Passage for review =>
◇ ◇ ◇ ◇ ◇

Use a dedicated tool when: you have large datasets (deduplication saves significant space), you need cloud storage backends, or you want guaranteed point-in-time snapshots.
Troubleshooting
Files Not Syncing
Symptom: Source shows changes but backup server remains stale.
Fix: Check that both devices show “Connected” in the web UI. Verify the folder is shared with the correct device. Check .stignore isn’t excluding the files.
Conflict Files Appearing
Symptom: Files named filename.sync-conflict-*.ext appearing.
Fix: This happens when both sides modify the same file. If using Send Only / Receive Only correctly, conflicts shouldn’t occur. Check that the backup server folder is set to “Receive Only.”
High CPU Usage
Symptom: Syncthing using excessive CPU during initial sync.
Fix: On first sync with large folders, Syncthing hashes every file. This is a one-time operation. Reduce fsWatcherDelayS to a higher value (e.g., 60) in advanced folder settings to decrease file system polling frequency.
Resource Requirements
- RAM: ~100 MB idle per instance, ~300 MB during large syncs
- CPU: Moderate during initial sync (file hashing), minimal afterward
- Disk: Mirrors source data 1:1, plus versioned copies (plan for 1.5-2x source size)
Verdict
Syncthing is the easiest way to add real-time backup if you’re already using it for file sync. The Send Only / Receive Only pattern with staggered versioning gives you genuine backup protection with minimal setup. For most home users backing up documents, photos, and configs, this is sufficient. For large-scale or enterprise backup needs, Restic or BorgBackup are purpose-built and more storage-efficient.
Frequently Asked Questions
Is Syncthing a real backup solution?
Syncthing with file versioning provides real-time continuous backup, but it’s not a traditional backup tool. It lacks deduplication, compression, and scheduled snapshots. For documents and config files that change occasionally, the Send Only / Receive Only pattern with staggered versioning is genuine backup protection. For large datasets or enterprise needs, use Restic or BorgBackup instead.
How much extra disk space does versioning need?
Plan for 1.5-2x your source data size on the backup destination. Staggered versioning keeps one version per hour for 24 hours, one per day for 30 days, and one per week for older files. Actual overhead depends on how frequently your files change — rarely-changed files use almost no extra space.
Can I back up to an untrusted server?

◇ ◇ ◇ ◇ ◇

Record excerpts =>
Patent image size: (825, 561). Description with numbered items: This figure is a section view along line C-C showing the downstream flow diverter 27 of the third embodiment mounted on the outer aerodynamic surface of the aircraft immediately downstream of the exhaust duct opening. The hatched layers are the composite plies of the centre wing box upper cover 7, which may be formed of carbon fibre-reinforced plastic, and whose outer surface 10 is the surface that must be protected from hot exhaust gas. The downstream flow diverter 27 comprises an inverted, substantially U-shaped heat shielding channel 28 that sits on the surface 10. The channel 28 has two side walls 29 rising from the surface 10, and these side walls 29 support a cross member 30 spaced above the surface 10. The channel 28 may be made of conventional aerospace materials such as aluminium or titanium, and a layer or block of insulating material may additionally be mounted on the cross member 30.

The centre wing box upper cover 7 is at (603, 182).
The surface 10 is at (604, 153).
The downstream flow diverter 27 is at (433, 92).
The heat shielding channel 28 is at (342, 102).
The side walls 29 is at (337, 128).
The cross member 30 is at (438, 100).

◇ ◇ ◇ ◇ ◇

What is needed => Repeat the part of the Syncthing backup guide starting with "How much extra" and going on through "an untrusted server?", substituting "file history" for "versioning".

Solution =>
How much extra disk space does file history need?
Plan for 1.5-2x your source data size on the backup destination. Staggered file history keeps one version per hour for 24 hours, one per day for 30 days, and one per week for older files. Actual overhead depends on how frequently your files change — rarely-changed files use almost no extra space.
Can I back up to an untrusted server?